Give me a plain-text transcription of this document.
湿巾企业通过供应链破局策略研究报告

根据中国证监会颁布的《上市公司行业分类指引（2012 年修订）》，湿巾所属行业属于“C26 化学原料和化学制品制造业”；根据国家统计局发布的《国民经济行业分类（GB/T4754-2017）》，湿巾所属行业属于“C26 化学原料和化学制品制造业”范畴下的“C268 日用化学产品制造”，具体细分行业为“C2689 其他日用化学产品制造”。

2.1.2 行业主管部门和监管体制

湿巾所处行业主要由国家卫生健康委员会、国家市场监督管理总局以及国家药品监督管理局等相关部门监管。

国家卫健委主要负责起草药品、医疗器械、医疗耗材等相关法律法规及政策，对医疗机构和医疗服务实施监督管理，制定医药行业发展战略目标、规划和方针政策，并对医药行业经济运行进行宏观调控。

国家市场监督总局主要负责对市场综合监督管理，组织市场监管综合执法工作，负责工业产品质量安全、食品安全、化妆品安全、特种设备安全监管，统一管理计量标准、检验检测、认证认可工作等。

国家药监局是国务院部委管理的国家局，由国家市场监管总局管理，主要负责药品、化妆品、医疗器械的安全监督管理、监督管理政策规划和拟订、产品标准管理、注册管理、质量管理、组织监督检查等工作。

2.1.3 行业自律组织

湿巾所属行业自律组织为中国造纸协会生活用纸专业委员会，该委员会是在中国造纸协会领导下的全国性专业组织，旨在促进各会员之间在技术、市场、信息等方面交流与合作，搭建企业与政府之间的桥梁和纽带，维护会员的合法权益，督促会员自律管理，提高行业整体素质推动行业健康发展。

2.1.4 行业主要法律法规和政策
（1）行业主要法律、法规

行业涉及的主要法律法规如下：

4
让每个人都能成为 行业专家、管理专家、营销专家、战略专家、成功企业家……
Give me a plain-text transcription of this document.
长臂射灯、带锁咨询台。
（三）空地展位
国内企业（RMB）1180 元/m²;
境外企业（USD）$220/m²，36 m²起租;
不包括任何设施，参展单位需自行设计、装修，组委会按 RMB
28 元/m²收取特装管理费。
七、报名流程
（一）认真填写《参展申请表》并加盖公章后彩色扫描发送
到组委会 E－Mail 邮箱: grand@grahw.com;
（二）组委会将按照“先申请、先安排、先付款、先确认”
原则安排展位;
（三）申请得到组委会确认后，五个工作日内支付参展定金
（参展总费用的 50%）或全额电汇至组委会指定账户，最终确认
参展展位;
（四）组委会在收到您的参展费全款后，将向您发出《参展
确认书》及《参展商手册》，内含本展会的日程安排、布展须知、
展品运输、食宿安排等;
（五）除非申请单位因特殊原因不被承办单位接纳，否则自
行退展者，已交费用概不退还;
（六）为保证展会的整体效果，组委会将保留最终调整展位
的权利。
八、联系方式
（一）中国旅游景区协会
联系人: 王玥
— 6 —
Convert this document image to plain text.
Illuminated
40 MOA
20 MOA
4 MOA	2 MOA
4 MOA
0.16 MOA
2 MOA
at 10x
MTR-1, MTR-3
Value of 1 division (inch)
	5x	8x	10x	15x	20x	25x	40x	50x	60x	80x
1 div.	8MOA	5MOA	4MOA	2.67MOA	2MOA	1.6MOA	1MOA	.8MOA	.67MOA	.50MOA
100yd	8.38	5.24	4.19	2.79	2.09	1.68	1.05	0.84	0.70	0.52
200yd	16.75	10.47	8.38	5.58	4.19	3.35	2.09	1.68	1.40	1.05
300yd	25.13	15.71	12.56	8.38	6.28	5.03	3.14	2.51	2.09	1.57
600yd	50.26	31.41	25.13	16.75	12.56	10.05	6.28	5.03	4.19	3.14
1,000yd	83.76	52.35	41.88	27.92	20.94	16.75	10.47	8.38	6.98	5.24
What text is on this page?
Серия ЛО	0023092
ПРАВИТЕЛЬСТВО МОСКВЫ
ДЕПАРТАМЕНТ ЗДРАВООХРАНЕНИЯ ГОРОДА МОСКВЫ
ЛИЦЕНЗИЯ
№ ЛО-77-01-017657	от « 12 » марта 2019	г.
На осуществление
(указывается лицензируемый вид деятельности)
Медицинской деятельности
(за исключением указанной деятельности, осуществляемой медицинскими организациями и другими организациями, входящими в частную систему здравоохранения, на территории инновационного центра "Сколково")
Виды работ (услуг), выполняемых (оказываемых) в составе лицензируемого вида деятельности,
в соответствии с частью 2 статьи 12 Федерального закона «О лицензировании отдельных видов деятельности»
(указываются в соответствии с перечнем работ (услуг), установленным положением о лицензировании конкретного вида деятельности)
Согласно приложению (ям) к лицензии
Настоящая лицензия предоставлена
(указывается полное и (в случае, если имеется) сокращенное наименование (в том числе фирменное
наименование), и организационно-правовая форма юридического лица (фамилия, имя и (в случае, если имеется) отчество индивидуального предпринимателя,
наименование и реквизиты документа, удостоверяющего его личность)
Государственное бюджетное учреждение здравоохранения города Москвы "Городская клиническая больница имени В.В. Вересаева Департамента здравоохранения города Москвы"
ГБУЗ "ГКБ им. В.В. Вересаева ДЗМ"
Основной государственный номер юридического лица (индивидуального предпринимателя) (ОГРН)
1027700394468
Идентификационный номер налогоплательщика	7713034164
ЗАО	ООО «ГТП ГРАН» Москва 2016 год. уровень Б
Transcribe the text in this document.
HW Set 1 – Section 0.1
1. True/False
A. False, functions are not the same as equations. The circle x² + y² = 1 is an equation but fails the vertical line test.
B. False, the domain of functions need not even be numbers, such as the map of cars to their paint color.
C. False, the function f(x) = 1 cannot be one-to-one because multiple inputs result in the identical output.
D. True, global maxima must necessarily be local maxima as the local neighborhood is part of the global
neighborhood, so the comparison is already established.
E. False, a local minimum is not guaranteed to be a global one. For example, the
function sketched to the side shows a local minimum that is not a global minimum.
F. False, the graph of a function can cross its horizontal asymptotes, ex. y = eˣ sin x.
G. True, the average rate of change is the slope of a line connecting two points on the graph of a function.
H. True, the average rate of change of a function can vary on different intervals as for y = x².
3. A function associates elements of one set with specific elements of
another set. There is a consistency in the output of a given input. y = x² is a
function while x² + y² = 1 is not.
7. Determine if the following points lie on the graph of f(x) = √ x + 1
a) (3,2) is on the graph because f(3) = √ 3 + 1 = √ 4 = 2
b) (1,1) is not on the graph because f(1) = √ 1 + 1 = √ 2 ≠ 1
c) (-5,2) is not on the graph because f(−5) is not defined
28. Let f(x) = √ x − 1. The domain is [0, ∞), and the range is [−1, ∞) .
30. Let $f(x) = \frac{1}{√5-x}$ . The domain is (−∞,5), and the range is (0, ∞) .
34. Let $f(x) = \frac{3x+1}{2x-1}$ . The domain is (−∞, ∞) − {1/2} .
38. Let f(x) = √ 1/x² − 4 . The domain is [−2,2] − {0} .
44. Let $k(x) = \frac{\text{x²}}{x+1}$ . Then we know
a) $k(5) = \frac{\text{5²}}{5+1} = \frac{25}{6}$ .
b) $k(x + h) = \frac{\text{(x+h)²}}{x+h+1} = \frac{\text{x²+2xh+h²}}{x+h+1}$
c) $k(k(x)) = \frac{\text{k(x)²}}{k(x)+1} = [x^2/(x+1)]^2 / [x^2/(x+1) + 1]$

■ EXERCISE INSTRUCTIONS:
Please list every line of the records that contains "лица".

■ SOLUTION TO THIS EXERCISE:
наименование), и организационно-правовая форма юридического лица (фамилия, имя и (в случае, если имеется) отчество индивидуального предпринимателя,
Основной государственный номер юридического лица (индивидуального предпринимателя) (ОГРН)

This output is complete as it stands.